## Stated goal
Copy out every line that contains "color".

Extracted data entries
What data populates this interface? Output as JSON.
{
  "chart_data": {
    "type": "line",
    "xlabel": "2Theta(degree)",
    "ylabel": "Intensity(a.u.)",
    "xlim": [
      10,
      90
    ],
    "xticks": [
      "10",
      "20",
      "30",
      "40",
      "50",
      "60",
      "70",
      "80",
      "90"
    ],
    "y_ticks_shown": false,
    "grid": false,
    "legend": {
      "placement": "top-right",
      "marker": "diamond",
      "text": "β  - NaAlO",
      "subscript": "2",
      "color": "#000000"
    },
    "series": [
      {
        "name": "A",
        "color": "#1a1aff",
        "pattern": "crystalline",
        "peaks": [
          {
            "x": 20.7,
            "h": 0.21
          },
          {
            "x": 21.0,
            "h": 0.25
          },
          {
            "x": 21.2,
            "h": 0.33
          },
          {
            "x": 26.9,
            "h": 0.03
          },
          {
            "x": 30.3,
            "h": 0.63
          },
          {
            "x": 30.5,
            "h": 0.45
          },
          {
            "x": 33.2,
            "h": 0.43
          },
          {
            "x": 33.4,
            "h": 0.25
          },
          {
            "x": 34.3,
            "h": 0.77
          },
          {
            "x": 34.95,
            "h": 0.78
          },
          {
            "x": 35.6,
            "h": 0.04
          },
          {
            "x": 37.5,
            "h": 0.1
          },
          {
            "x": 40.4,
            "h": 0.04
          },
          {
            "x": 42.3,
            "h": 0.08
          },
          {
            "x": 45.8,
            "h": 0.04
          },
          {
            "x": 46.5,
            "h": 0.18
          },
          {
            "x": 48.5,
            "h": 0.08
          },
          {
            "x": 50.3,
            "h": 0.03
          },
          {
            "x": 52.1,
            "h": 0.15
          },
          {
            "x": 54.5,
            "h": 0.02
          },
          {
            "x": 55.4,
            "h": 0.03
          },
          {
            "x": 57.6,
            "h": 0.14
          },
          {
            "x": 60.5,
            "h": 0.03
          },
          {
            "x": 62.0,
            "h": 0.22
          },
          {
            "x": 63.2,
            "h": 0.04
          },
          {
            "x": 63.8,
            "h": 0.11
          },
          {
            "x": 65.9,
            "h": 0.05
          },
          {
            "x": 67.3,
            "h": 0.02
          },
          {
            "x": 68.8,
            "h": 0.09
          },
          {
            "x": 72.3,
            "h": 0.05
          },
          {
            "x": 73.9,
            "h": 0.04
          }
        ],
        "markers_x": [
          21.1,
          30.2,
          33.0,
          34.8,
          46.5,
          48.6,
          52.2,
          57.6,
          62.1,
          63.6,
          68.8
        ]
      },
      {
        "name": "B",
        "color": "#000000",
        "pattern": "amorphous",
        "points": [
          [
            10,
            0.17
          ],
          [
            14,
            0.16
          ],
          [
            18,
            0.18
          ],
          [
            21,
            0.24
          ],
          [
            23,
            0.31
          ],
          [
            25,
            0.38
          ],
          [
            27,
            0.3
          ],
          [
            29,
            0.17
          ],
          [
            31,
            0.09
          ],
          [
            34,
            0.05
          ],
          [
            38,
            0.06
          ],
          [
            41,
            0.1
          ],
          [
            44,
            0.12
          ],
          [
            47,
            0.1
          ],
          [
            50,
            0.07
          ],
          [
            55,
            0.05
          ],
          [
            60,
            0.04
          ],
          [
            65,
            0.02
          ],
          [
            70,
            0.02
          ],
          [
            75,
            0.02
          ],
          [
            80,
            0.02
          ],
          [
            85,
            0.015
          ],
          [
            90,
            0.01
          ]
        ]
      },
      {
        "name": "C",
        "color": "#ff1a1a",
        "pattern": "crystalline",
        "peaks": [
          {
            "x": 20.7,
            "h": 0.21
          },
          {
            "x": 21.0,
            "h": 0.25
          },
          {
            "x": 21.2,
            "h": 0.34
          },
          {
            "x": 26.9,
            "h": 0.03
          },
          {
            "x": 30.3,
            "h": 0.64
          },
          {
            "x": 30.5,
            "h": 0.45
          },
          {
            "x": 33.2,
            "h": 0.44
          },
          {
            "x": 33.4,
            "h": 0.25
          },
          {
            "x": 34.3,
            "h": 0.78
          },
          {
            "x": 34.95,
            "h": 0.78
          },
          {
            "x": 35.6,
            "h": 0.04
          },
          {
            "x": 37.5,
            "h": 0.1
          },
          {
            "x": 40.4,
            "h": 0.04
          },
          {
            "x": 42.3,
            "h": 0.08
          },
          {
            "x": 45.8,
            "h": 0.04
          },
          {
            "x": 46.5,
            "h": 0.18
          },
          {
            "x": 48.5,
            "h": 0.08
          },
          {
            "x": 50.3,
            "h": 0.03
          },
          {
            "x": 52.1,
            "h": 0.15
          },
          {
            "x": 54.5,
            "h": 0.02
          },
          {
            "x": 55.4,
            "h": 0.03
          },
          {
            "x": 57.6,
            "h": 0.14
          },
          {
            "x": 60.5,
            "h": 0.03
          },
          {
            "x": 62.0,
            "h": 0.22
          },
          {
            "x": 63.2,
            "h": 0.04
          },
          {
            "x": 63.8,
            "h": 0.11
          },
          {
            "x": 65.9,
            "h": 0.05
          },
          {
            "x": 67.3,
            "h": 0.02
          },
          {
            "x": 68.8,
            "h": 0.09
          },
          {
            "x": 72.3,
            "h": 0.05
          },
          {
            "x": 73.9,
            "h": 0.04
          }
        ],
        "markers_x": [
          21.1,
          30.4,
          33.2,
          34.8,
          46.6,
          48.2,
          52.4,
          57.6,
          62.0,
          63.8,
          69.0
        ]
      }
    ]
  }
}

## Finished exercise
      "color": "#000000"
        "color": "#1a1aff",
        "color": "#000000",
        "color": "#ff1a1a",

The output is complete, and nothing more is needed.